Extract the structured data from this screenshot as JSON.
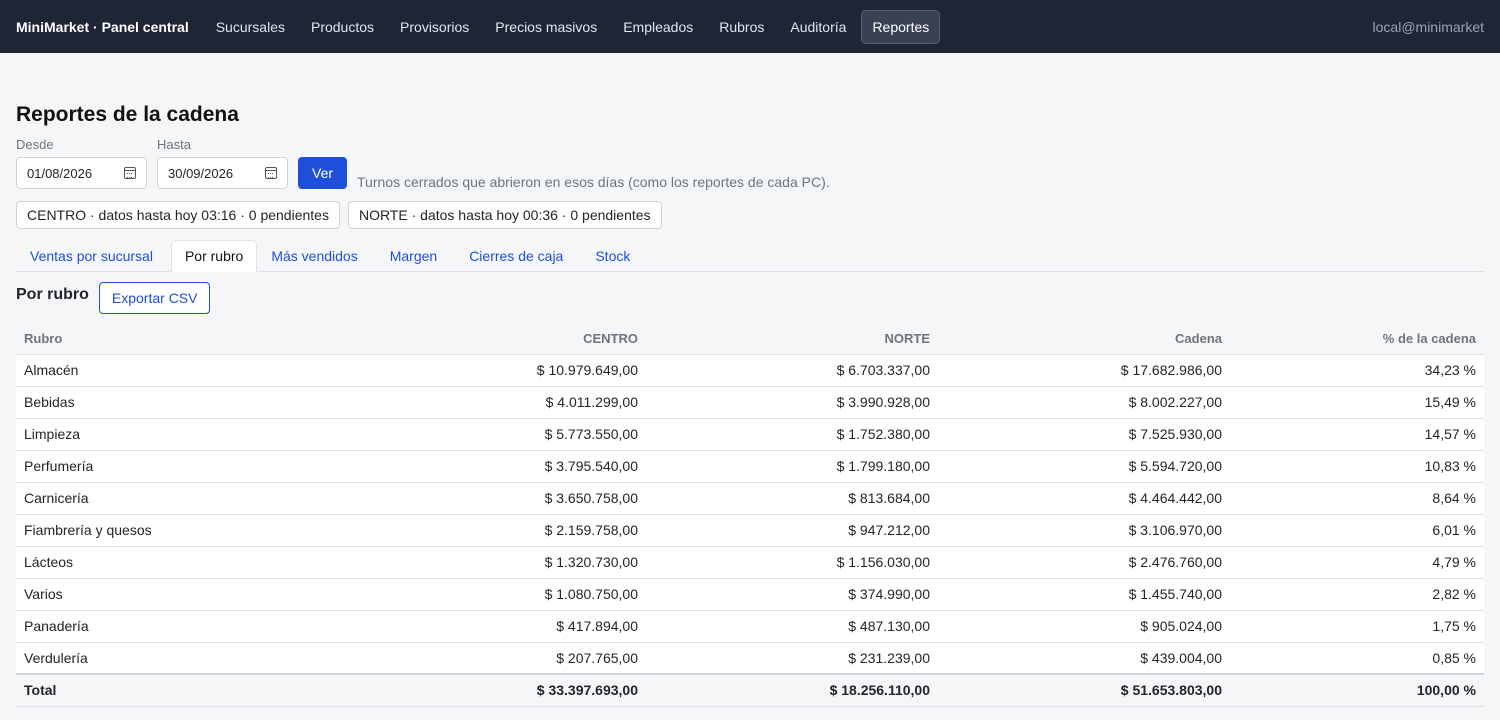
{
  "brand": "MiniMarket · Panel central",
  "nav": [
    "Sucursales",
    "Productos",
    "Provisorios",
    "Precios masivos",
    "Empleados",
    "Rubros",
    "Auditoría",
    "Reportes"
  ],
  "nav_active": "Reportes",
  "user": "local@minimarket",
  "page_title": "Reportes de la cadena",
  "filters": {
    "desde_label": "Desde",
    "desde_value": "01/08/2026",
    "hasta_label": "Hasta",
    "hasta_value": "30/09/2026",
    "ver_label": "Ver",
    "note": "Turnos cerrados que abrieron en esos días (como los reportes de cada PC)."
  },
  "status_chips": [
    "CENTRO · datos hasta hoy 03:16 · 0 pendientes",
    "NORTE · datos hasta hoy 00:36 · 0 pendientes"
  ],
  "tabs": [
    "Ventas por sucursal",
    "Por rubro",
    "Más vendidos",
    "Margen",
    "Cierres de caja",
    "Stock"
  ],
  "tab_active": "Por rubro",
  "section": {
    "title": "Por rubro",
    "export_label": "Exportar CSV"
  },
  "table": {
    "columns": [
      "Rubro",
      "CENTRO",
      "NORTE",
      "Cadena",
      "% de la cadena"
    ],
    "rows": [
      [
        "Almacén",
        "$ 10.979.649,00",
        "$ 6.703.337,00",
        "$ 17.682.986,00",
        "34,23 %"
      ],
      [
        "Bebidas",
        "$ 4.011.299,00",
        "$ 3.990.928,00",
        "$ 8.002.227,00",
        "15,49 %"
      ],
      [
        "Limpieza",
        "$ 5.773.550,00",
        "$ 1.752.380,00",
        "$ 7.525.930,00",
        "14,57 %"
      ],
      [
        "Perfumería",
        "$ 3.795.540,00",
        "$ 1.799.180,00",
        "$ 5.594.720,00",
        "10,83 %"
      ],
      [
        "Carnicería",
        "$ 3.650.758,00",
        "$ 813.684,00",
        "$ 4.464.442,00",
        "8,64 %"
      ],
      [
        "Fiambrería y quesos",
        "$ 2.159.758,00",
        "$ 947.212,00",
        "$ 3.106.970,00",
        "6,01 %"
      ],
      [
        "Lácteos",
        "$ 1.320.730,00",
        "$ 1.156.030,00",
        "$ 2.476.760,00",
        "4,79 %"
      ],
      [
        "Varios",
        "$ 1.080.750,00",
        "$ 374.990,00",
        "$ 1.455.740,00",
        "2,82 %"
      ],
      [
        "Panadería",
        "$ 417.894,00",
        "$ 487.130,00",
        "$ 905.024,00",
        "1,75 %"
      ],
      [
        "Verdulería",
        "$ 207.765,00",
        "$ 231.239,00",
        "$ 439.004,00",
        "0,85 %"
      ]
    ],
    "total": [
      "Total",
      "$ 33.397.693,00",
      "$ 18.256.110,00",
      "$ 51.653.803,00",
      "100,00 %"
    ]
  },
  "icons": {
    "date": "calendar-icon"
  },
  "colors": {
    "topbar": "#1e2636",
    "accent": "#1f4fd8"
  }
}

▸ Stated exercise
Look over the material above and show each line where "CENTRO" appears.

▸ Exercise answer
    "CENTRO · datos hasta hoy 03:16 · 0 pendientes",
      "CENTRO",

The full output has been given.